» **Records for the task**
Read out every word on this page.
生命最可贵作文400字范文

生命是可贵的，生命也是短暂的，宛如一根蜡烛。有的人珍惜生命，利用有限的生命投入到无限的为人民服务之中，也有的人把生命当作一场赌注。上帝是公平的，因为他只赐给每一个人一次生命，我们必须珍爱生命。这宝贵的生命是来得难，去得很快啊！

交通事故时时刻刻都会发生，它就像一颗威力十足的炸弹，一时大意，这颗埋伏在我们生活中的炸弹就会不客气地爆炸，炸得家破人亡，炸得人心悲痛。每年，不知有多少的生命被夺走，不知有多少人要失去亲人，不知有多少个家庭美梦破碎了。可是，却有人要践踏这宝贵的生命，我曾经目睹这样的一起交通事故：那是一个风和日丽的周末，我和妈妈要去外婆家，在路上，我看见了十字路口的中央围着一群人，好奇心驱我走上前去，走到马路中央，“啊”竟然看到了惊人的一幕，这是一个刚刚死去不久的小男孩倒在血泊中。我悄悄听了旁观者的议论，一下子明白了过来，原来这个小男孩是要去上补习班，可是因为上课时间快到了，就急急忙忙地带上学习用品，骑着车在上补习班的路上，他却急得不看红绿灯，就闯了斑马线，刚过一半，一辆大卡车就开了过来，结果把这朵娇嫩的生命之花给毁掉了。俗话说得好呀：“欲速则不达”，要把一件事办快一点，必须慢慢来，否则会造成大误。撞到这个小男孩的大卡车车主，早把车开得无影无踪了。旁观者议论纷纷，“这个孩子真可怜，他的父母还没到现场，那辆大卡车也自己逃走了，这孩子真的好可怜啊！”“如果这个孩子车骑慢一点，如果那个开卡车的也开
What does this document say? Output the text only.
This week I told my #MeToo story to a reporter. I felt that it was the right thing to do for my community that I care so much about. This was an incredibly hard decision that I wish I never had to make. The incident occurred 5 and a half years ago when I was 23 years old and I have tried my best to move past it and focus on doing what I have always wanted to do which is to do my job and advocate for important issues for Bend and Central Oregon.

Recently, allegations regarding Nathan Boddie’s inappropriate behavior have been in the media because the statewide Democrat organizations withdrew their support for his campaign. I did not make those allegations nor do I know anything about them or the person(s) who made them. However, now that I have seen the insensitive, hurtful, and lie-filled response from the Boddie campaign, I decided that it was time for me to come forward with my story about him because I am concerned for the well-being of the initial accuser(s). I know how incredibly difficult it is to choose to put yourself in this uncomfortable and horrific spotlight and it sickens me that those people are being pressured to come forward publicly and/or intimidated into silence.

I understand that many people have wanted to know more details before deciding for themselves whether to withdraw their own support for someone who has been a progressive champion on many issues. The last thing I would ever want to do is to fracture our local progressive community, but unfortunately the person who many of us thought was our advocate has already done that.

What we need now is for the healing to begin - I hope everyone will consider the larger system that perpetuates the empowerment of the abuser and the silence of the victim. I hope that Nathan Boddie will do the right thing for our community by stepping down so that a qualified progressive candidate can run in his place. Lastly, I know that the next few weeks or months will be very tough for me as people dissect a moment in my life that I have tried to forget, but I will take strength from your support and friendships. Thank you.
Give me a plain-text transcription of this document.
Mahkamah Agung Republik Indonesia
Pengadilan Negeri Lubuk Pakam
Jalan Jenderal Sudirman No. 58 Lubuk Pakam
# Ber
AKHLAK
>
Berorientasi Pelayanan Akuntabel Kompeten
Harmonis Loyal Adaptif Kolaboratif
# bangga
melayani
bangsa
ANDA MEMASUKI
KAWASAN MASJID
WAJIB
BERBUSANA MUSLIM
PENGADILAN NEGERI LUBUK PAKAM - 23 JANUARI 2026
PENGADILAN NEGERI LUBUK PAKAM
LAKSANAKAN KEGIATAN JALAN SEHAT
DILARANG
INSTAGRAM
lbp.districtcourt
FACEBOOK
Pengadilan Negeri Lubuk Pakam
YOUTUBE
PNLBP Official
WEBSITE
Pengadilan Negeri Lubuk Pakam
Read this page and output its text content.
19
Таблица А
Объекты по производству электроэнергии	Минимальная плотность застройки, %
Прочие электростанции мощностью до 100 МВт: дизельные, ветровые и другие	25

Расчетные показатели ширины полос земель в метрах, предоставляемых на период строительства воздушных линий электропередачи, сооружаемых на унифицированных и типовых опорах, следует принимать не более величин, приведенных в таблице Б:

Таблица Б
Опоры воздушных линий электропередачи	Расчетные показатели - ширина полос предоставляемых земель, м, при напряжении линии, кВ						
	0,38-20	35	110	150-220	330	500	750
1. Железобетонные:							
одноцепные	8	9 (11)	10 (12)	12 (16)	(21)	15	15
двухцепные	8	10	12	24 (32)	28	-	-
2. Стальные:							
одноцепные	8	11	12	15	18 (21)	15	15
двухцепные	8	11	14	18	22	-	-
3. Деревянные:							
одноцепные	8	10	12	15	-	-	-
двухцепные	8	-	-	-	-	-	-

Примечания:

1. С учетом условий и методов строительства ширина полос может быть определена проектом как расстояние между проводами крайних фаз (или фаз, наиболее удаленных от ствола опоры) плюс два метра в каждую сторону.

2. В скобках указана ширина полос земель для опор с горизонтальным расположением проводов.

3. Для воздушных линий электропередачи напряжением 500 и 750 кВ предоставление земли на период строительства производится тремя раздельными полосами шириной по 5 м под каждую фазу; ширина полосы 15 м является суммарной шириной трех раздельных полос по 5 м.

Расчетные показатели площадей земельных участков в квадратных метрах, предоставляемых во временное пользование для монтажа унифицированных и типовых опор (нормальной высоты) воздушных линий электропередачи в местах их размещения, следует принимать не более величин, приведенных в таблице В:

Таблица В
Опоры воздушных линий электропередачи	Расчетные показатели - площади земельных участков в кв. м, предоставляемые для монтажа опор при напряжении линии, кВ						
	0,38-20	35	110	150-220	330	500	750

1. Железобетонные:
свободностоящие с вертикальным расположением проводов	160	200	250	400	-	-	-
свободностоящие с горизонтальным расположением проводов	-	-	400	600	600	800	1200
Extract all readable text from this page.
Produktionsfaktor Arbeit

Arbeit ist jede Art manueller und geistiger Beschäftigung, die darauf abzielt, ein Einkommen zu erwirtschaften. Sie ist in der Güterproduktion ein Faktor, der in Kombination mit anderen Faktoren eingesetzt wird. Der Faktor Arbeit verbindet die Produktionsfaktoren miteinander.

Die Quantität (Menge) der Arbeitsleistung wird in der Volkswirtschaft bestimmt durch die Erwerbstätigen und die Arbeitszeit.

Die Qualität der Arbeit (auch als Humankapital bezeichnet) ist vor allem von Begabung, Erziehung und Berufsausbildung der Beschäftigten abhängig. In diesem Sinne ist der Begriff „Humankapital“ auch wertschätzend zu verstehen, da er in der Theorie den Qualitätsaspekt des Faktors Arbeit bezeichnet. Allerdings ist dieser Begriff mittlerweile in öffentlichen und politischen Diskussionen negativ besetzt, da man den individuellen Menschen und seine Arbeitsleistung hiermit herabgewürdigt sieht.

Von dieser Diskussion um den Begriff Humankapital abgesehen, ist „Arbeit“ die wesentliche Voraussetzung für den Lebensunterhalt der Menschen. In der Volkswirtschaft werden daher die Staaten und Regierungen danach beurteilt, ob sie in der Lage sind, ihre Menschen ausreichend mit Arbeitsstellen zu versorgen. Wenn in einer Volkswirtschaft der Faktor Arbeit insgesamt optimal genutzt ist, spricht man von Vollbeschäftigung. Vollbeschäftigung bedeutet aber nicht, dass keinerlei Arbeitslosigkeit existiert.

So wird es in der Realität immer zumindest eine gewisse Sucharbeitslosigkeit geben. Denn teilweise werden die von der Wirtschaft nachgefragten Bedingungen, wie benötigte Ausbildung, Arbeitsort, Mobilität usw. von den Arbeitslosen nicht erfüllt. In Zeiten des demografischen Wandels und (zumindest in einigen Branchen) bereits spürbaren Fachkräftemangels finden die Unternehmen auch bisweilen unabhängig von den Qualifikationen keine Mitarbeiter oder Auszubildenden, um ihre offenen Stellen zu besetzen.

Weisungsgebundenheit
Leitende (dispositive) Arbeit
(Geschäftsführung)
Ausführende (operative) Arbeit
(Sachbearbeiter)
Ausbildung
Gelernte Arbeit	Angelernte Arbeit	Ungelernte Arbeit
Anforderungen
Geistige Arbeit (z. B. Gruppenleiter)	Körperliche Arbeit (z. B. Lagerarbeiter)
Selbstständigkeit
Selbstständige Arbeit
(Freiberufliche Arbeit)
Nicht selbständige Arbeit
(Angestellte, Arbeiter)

» **Written problem**
Examine the records and pull out every line where the string "свободностоящие" occurs.

» **Response below**
свободностоящие с вертикальным расположением проводов	160	200	250	400	-	-	-
свободностоящие с горизонтальным расположением проводов	-	-	400	600	600	800	1200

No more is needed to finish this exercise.